** Data to use **
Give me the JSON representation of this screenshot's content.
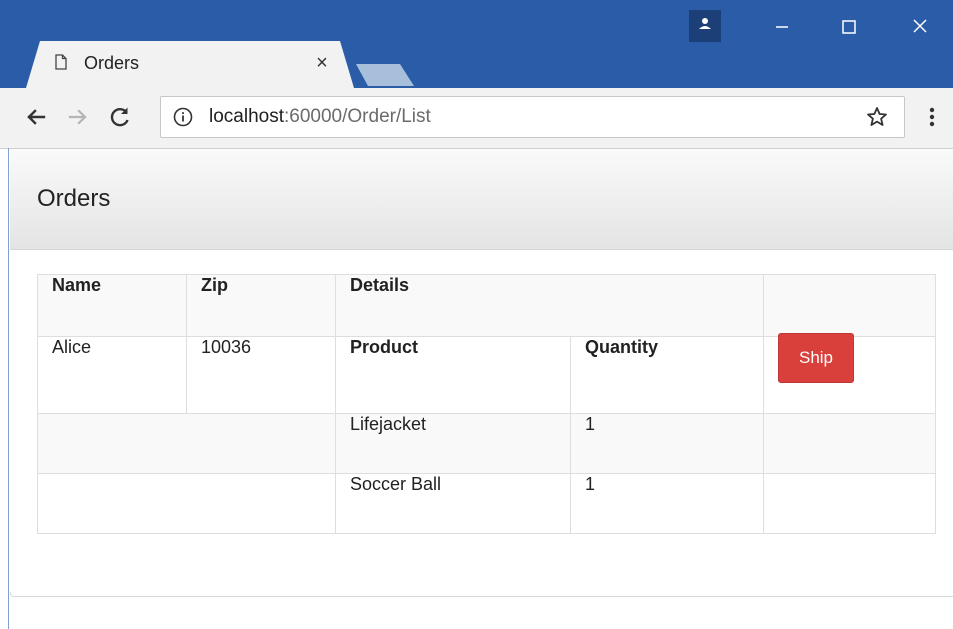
{
  "browser": {
    "tab": {
      "title": "Orders",
      "close_glyph": "×"
    },
    "address": {
      "host": "localhost",
      "path": ":60000/Order/List"
    },
    "icons": {
      "tab": "document-icon",
      "back": "arrow-left-icon",
      "forward": "arrow-right-icon",
      "reload": "reload-icon",
      "info": "info-icon",
      "bookmark": "star-icon",
      "menu": "kebab-menu-icon",
      "profile": "user-icon"
    },
    "colors": {
      "frame": "#2b5ca8",
      "toolbar": "#f2f2f2"
    }
  },
  "page": {
    "title": "Orders",
    "table": {
      "headers": [
        "Name",
        "Zip",
        "Details",
        ""
      ],
      "order": {
        "name": "Alice",
        "zip": "10036",
        "detail_headers": [
          "Product",
          "Quantity"
        ],
        "action_label": "Ship"
      },
      "lines": [
        {
          "product": "Lifejacket",
          "quantity": "1"
        },
        {
          "product": "Soccer Ball",
          "quantity": "1"
        }
      ]
    },
    "colors": {
      "ship_button": "#d9403b"
    }
  }
}
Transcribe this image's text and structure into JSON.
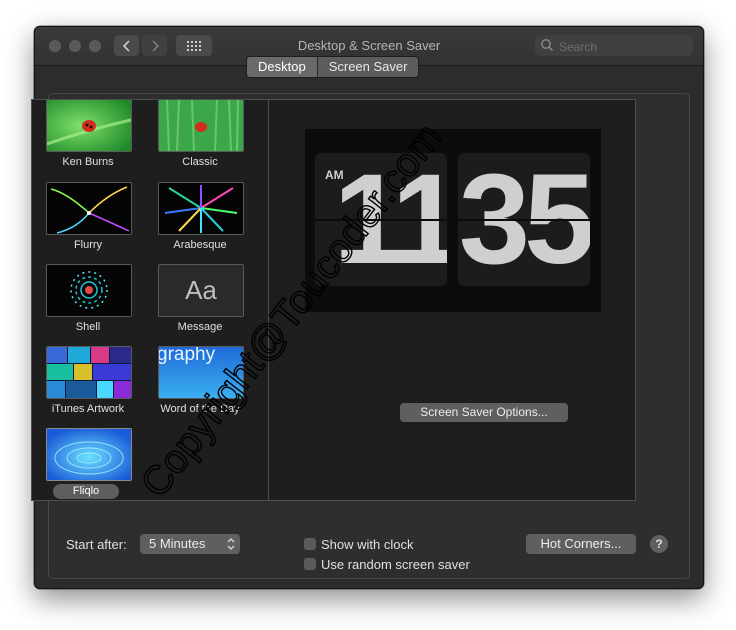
{
  "window": {
    "title": "Desktop & Screen Saver"
  },
  "search": {
    "placeholder": "Search"
  },
  "tabs": [
    {
      "label": "Desktop",
      "active": true
    },
    {
      "label": "Screen Saver",
      "active": false
    }
  ],
  "screen_savers": [
    {
      "label": "Ken Burns"
    },
    {
      "label": "Classic"
    },
    {
      "label": "Flurry"
    },
    {
      "label": "Arabesque"
    },
    {
      "label": "Shell"
    },
    {
      "label": "Message",
      "thumb_text": "Aa"
    },
    {
      "label": "iTunes Artwork"
    },
    {
      "label": "Word of the Day",
      "thumb_text": "graphy"
    },
    {
      "label": "Fliqlo",
      "selected": true
    }
  ],
  "preview": {
    "ampm": "AM",
    "hour": "11",
    "minute": "35"
  },
  "options_button": "Screen Saver Options...",
  "start_after": {
    "label": "Start after:",
    "value": "5 Minutes"
  },
  "show_with_clock": {
    "label": "Show with clock",
    "checked": false
  },
  "random_saver": {
    "label": "Use random screen saver",
    "checked": false
  },
  "hot_corners_button": "Hot Corners...",
  "help_button": "?",
  "watermark": "Copyright@Toucoder.com"
}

** Directive **
Pictures stay out; repeat all the rest of the records exactly.

** Reply **
Give me the JSON representation of this screenshot's content.
{
  "browser": {
    "tab": {
      "title": "Orders",
      "close_glyph": "×"
    },
    "address": {
      "host": "localhost",
      "path": ":60000/Order/List"
    },
    "icons": {
      "tab": "document-icon",
      "back": "arrow-left-icon",
      "forward": "arrow-right-icon",
      "reload": "reload-icon",
      "info": "info-icon",
      "bookmark": "star-icon",
      "menu": "kebab-menu-icon",
      "profile": "user-icon"
    },
    "colors": {
      "frame": "#2b5ca8",
      "toolbar": "#f2f2f2"
    }
  },
  "page": {
    "title": "Orders",
    "table": {
      "headers": [
        "Name",
        "Zip",
        "Details",
        ""
      ],
      "order": {
        "name": "Alice",
        "zip": "10036",
        "detail_headers": [
          "Product",
          "Quantity"
        ],
        "action_label": "Ship"
      },
      "lines": [
        {
          "product": "Lifejacket",
          "quantity": "1"
        },
        {
          "product": "Soccer Ball",
          "quantity": "1"
        }
      ]
    },
    "colors": {
      "ship_button": "#d9403b"
    }
  }
}
Transcribe this image's text and structure into JSON.
{
  "window": {
    "title": "Desktop & Screen Saver"
  },
  "search": {
    "placeholder": "Search"
  },
  "tabs": [
    {
      "label": "Desktop",
      "active": true
    },
    {
      "label": "Screen Saver",
      "active": false
    }
  ],
  "screen_savers": [
    {
      "label": "Ken Burns"
    },
    {
      "label": "Classic"
    },
    {
      "label": "Flurry"
    },
    {
      "label": "Arabesque"
    },
    {
      "label": "Shell"
    },
    {
      "label": "Message",
      "thumb_text": "Aa"
    },
    {
      "label": "iTunes Artwork"
    },
    {
      "label": "Word of the Day",
      "thumb_text": "graphy"
    },
    {
      "label": "Fliqlo",
      "selected": true
    }
  ],
  "preview": {
    "ampm": "AM",
    "hour": "11",
    "minute": "35"
  },
  "options_button": "Screen Saver Options...",
  "start_after": {
    "label": "Start after:",
    "value": "5 Minutes"
  },
  "show_with_clock": {
    "label": "Show with clock",
    "checked": false
  },
  "random_saver": {
    "label": "Use random screen saver",
    "checked": false
  },
  "hot_corners_button": "Hot Corners...",
  "help_button": "?",
  "watermark": "Copyright@Toucoder.com"
}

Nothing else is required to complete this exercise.